(INSTRUCTIONS FOR THE TASK) Reproduce the lines of the material as a numbered list, leaving out blank lines, starting at the line containing "edge-panel-handle[interactable] bbox=[576, 132, 583, 374]" and ending at the line containing "title-divider bbox=[78, 58, 80, 99]", both included.

(STORED ROWS)
** Start **
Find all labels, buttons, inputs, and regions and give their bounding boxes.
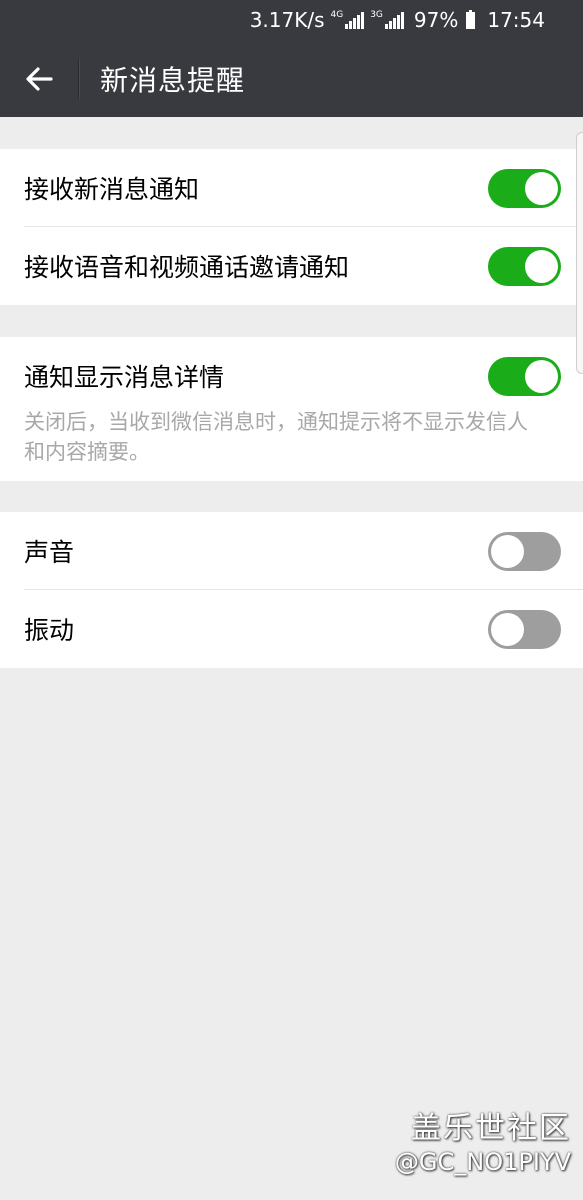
edge-panel-handle[interactable] bbox=[576, 132, 583, 374]
toggle-call-invite-notify[interactable] bbox=[488, 246, 561, 286]
watermark-site: 盖乐世社区 bbox=[411, 1111, 571, 1146]
setting-label: 振动 bbox=[24, 616, 75, 645]
toggle-knob bbox=[525, 359, 558, 393]
settings-group-details: 通知显示消息详情 关闭后，当收到微信消息时，通知提示将不显示发信人和内容摘要。 bbox=[0, 337, 583, 481]
battery-percent: 97% bbox=[413, 8, 459, 32]
setting-label: 接收新消息通知 bbox=[24, 175, 200, 204]
toggle-show-details[interactable] bbox=[488, 356, 561, 396]
toggle-knob bbox=[491, 612, 524, 646]
signal-icon-2: 3G bbox=[370, 11, 404, 29]
watermark-user: @GC_NO1PIYV bbox=[394, 1148, 571, 1176]
setting-row-call-invite-notify[interactable]: 接收语音和视频通话邀请通知 bbox=[0, 227, 583, 305]
title-bar: 新消息提醒 bbox=[0, 40, 583, 117]
title-divider bbox=[78, 58, 80, 99]
setting-label: 声音 bbox=[24, 538, 75, 567]
signal-icon-1: 4G bbox=[331, 11, 365, 29]
toggle-knob bbox=[525, 249, 558, 283]
setting-description: 关闭后，当收到微信消息时，通知提示将不显示发信人和内容摘要。 bbox=[24, 410, 528, 464]
settings-group-notifications: 接收新消息通知 接收语音和视频通话邀请通知 bbox=[0, 149, 583, 305]
setting-row-receive-new-messages[interactable]: 接收新消息通知 bbox=[0, 149, 583, 227]
setting-row-show-details[interactable]: 通知显示消息详情 bbox=[0, 337, 583, 415]
page-title: 新消息提醒 bbox=[100, 63, 246, 97]
back-button[interactable] bbox=[0, 40, 78, 117]
setting-label: 接收语音和视频通话邀请通知 bbox=[24, 253, 350, 282]
battery-icon bbox=[466, 9, 476, 29]
toggle-knob bbox=[525, 171, 558, 205]
status-bar: 3.17K/s 4G 3G 97% 17:54 bbox=[0, 0, 583, 40]
back-arrow-icon bbox=[26, 66, 53, 91]
setting-row-vibrate[interactable]: 振动 bbox=[0, 590, 583, 668]
settings-group-alerts: 声音 振动 bbox=[0, 512, 583, 668]
toggle-knob bbox=[491, 534, 524, 568]
toggle-receive-new-messages[interactable] bbox=[488, 168, 561, 208]
setting-row-sound[interactable]: 声音 bbox=[0, 512, 583, 590]
clock: 17:54 bbox=[487, 8, 545, 32]
toggle-sound[interactable] bbox=[488, 531, 561, 571]
network-speed: 3.17K/s bbox=[249, 8, 325, 32]
setting-label: 通知显示消息详情 bbox=[24, 363, 225, 392]
toggle-vibrate[interactable] bbox=[488, 609, 561, 649]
** End **
(ANSWER TO THIS TASK)
1. edge-panel-handle[interactable] bbox=[576, 132, 583, 374]
2. toggle-call-invite-notify[interactable] bbox=[488, 246, 561, 286]
3. watermark-site: 盖乐世社区 bbox=[411, 1111, 571, 1146]
4. setting-label: 振动 bbox=[24, 616, 75, 645]
5. toggle-knob bbox=[525, 359, 558, 393]
6. settings-group-details: 通知显示消息详情 关闭后，当收到微信消息时，通知提示将不显示发信人和内容摘要。 bbox=[0, 337, 583, 481]
7. battery-percent: 97% bbox=[413, 8, 459, 32]
8. setting-label: 接收新消息通知 bbox=[24, 175, 200, 204]
9. toggle-show-details[interactable] bbox=[488, 356, 561, 396]
10. toggle-knob bbox=[491, 612, 524, 646]
11. signal-icon-2: 3G bbox=[370, 11, 404, 29]
12. watermark-user: @GC_NO1PIYV bbox=[394, 1148, 571, 1176]
13. setting-row-call-invite-notify[interactable]: 接收语音和视频通话邀请通知 bbox=[0, 227, 583, 305]
14. title-bar: 新消息提醒 bbox=[0, 40, 583, 117]
15. title-divider bbox=[78, 58, 80, 99]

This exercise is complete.